Set exercise.
Copy every entry precisely.

Supplied records.

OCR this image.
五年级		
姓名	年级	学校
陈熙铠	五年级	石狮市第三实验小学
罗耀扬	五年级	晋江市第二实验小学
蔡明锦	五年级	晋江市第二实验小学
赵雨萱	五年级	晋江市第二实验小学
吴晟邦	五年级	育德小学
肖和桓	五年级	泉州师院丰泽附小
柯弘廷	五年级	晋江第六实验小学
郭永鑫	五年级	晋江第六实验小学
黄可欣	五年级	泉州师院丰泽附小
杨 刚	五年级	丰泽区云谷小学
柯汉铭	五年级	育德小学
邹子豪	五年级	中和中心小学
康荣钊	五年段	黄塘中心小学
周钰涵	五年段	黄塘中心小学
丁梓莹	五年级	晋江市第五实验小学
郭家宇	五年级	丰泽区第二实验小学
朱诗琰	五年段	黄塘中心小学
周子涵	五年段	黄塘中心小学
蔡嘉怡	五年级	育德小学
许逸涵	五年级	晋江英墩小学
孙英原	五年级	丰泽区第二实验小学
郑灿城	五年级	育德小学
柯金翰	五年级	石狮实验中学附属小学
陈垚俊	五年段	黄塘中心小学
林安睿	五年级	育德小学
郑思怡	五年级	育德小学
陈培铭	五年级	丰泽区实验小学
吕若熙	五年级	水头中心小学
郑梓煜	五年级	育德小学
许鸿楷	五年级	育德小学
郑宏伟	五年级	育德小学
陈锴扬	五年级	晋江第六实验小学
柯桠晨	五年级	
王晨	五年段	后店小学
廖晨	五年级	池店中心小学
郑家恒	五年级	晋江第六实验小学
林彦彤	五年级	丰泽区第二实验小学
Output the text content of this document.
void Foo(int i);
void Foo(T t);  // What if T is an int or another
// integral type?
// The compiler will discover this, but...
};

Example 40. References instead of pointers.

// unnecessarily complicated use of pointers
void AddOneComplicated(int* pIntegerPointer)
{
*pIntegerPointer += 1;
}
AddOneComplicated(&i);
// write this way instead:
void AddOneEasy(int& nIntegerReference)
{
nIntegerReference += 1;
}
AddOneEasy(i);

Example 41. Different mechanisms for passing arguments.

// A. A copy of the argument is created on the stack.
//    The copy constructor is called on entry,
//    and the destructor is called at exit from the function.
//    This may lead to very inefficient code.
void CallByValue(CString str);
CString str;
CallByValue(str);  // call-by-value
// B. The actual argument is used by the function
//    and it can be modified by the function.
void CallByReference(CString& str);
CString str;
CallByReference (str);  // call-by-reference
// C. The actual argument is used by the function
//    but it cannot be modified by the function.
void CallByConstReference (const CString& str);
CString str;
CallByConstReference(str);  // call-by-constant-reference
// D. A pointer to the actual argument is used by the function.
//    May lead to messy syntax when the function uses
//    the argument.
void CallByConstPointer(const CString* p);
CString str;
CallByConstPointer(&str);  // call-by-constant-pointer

Exercise result.
OCR this image.
五年级		
姓名	年级	学校
陈熙铠	五年级	石狮市第三实验小学
罗耀扬	五年级	晋江市第二实验小学
蔡明锦	五年级	晋江市第二实验小学
赵雨萱	五年级	晋江市第二实验小学
吴晟邦	五年级	育德小学
肖和桓	五年级	泉州师院丰泽附小
柯弘廷	五年级	晋江第六实验小学
郭永鑫	五年级	晋江第六实验小学
黄可欣	五年级	泉州师院丰泽附小
杨 刚	五年级	丰泽区云谷小学
柯汉铭	五年级	育德小学
邹子豪	五年级	中和中心小学
康荣钊	五年段	黄塘中心小学
周钰涵	五年段	黄塘中心小学
丁梓莹	五年级	晋江市第五实验小学
郭家宇	五年级	丰泽区第二实验小学
朱诗琰	五年段	黄塘中心小学
周子涵	五年段	黄塘中心小学
蔡嘉怡	五年级	育德小学
许逸涵	五年级	晋江英墩小学
孙英原	五年级	丰泽区第二实验小学
郑灿城	五年级	育德小学
柯金翰	五年级	石狮实验中学附属小学
陈垚俊	五年段	黄塘中心小学
林安睿	五年级	育德小学
郑思怡	五年级	育德小学
陈培铭	五年级	丰泽区实验小学
吕若熙	五年级	水头中心小学
郑梓煜	五年级	育德小学
许鸿楷	五年级	育德小学
郑宏伟	五年级	育德小学
陈锴扬	五年级	晋江第六实验小学
柯桠晨	五年级	
王晨	五年段	后店小学
廖晨	五年级	池店中心小学
郑家恒	五年级	晋江第六实验小学
林彦彤	五年级	丰泽区第二实验小学
Output the text content of this document.
void Foo(int i);
void Foo(T t);  // What if T is an int or another
// integral type?
// The compiler will discover this, but...
};

Example 40. References instead of pointers.

// unnecessarily complicated use of pointers
void AddOneComplicated(int* pIntegerPointer)
{
*pIntegerPointer += 1;
}
AddOneComplicated(&i);
// write this way instead:
void AddOneEasy(int& nIntegerReference)
{
nIntegerReference += 1;
}
AddOneEasy(i);

Example 41. Different mechanisms for passing arguments.

// A. A copy of the argument is created on the stack.
//    The copy constructor is called on entry,
//    and the destructor is called at exit from the function.
//    This may lead to very inefficient code.
void CallByValue(CString str);
CString str;
CallByValue(str);  // call-by-value
// B. The actual argument is used by the function
//    and it can be modified by the function.
void CallByReference(CString& str);
CString str;
CallByReference (str);  // call-by-reference
// C. The actual argument is used by the function
//    but it cannot be modified by the function.
void CallByConstReference (const CString& str);
CString str;
CallByConstReference(str);  // call-by-constant-reference
// D. A pointer to the actual argument is used by the function.
//    May lead to messy syntax when the function uses
//    the argument.
void CallByConstPointer(const CString* p);
CString str;
CallByConstPointer(&str);  // call-by-constant-pointer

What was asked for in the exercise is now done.